* [WHAT NEEDS TO BE DONE]
Every line of the data that contains the string "lateraloccipital" must be copied.

+++ THE RECORDS

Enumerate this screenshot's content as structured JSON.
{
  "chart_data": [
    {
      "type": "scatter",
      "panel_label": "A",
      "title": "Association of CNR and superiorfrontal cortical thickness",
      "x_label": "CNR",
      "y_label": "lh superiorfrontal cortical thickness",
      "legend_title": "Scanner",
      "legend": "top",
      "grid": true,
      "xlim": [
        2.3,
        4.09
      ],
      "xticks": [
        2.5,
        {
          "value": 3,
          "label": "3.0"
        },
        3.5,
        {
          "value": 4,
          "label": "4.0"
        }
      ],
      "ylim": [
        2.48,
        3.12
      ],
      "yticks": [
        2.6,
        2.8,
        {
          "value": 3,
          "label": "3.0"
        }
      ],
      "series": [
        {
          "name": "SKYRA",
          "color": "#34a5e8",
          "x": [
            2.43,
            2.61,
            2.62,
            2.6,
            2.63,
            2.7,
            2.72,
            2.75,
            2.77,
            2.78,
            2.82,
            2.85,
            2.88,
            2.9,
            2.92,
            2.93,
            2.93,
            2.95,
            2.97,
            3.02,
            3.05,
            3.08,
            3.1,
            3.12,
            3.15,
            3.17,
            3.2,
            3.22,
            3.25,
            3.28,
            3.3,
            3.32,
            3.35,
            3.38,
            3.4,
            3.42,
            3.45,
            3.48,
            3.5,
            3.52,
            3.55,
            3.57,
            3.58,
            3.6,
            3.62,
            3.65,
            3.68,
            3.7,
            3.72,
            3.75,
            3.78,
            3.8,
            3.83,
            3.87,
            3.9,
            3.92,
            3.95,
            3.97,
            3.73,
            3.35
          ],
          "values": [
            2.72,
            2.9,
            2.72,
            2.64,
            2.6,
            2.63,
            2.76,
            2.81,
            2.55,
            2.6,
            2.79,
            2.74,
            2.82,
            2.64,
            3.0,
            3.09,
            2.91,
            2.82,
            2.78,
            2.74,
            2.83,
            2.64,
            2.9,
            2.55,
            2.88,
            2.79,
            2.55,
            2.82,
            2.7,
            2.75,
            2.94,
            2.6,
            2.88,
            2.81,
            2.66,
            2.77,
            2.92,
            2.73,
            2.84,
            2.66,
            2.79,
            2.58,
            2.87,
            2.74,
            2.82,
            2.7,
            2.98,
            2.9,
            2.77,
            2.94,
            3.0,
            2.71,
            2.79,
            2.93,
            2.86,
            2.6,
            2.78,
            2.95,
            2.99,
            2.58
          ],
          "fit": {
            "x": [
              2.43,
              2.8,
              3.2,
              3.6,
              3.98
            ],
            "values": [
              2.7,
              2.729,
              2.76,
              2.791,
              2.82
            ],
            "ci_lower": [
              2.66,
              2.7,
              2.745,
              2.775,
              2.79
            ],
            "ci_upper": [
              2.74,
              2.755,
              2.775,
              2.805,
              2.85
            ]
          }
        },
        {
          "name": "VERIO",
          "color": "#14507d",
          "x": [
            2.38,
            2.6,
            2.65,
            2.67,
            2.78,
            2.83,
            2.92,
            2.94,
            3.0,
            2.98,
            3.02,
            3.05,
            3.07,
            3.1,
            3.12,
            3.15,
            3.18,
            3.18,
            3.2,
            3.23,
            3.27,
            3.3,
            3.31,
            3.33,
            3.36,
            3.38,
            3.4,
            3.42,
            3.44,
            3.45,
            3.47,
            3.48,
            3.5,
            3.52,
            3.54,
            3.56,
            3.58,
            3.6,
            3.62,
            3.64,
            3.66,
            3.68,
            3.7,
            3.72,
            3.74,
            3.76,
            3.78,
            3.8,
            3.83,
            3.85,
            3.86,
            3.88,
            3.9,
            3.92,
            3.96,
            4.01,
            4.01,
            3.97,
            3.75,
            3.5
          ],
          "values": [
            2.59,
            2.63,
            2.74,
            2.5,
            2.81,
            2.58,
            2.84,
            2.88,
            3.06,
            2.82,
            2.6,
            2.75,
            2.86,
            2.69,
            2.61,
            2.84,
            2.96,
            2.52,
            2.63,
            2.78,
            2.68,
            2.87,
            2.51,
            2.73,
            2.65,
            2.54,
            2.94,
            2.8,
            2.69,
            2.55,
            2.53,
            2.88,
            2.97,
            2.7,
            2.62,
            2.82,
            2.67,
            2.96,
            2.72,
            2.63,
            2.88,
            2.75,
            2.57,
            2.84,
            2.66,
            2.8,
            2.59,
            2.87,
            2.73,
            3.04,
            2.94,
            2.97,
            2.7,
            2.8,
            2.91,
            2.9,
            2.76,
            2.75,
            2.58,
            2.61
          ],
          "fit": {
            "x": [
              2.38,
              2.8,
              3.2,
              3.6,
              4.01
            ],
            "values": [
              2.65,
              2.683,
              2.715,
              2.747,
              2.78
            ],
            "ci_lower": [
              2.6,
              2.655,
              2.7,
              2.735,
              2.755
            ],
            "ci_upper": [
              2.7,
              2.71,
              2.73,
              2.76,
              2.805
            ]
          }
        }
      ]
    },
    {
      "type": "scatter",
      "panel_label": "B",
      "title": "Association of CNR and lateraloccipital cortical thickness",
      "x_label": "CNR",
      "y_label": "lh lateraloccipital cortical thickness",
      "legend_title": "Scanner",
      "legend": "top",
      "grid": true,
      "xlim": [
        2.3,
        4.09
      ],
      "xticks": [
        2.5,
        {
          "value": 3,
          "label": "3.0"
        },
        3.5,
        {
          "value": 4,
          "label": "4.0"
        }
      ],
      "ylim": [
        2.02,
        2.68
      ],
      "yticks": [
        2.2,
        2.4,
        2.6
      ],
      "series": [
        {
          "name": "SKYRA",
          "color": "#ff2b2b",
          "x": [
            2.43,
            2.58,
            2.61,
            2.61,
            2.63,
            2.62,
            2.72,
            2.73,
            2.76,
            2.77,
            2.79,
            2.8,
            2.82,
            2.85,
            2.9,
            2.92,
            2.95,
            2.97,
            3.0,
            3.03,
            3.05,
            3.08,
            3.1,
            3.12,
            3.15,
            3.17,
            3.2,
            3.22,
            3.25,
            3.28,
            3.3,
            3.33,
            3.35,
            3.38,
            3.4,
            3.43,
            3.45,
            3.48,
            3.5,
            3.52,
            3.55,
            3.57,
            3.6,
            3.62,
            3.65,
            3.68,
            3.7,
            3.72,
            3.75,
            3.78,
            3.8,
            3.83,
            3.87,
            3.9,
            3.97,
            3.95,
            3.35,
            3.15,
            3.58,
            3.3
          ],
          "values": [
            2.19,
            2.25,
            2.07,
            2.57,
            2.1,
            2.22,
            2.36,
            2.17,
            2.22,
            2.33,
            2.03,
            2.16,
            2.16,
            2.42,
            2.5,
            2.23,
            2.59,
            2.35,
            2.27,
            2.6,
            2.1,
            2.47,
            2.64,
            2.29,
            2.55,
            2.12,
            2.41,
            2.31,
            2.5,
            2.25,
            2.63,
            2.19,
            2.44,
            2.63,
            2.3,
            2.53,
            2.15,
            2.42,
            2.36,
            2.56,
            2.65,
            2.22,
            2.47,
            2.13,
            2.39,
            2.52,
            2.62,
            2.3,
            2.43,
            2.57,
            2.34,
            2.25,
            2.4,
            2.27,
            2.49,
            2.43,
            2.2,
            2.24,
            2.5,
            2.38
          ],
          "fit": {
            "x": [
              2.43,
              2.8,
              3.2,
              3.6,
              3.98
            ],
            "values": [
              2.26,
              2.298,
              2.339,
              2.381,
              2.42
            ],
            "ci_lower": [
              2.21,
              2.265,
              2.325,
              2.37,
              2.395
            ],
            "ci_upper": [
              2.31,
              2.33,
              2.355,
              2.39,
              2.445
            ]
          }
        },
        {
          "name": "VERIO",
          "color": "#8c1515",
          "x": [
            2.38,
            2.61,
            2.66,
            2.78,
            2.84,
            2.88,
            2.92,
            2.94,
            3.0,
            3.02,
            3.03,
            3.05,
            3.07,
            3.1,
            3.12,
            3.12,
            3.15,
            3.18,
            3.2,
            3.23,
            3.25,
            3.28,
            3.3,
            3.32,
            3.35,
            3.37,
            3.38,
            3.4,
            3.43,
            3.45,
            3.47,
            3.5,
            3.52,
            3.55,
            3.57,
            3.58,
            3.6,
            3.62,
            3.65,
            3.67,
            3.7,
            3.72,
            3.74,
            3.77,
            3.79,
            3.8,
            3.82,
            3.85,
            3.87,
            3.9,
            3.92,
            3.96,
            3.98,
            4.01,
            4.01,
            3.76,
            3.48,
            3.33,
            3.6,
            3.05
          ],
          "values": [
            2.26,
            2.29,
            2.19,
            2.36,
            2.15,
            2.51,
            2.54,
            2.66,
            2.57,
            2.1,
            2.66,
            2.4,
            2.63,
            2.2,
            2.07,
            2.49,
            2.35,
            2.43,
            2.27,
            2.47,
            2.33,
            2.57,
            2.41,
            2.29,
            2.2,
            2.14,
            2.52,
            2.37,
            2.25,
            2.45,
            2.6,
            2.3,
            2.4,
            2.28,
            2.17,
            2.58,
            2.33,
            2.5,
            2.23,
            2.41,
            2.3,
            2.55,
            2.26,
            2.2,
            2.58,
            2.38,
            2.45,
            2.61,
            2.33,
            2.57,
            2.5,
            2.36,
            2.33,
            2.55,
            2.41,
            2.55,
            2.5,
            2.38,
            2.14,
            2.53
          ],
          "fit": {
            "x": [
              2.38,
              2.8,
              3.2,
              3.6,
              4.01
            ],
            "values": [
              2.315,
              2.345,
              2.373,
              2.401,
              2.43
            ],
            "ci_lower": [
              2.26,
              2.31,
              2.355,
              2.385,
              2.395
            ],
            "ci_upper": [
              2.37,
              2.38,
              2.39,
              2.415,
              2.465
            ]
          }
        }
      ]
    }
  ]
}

++++++

* [OUTPUT OF THE TASK]
      "title": "Association of CNR and lateraloccipital cortical thickness",
      "y_label": "lh lateraloccipital cortical thickness",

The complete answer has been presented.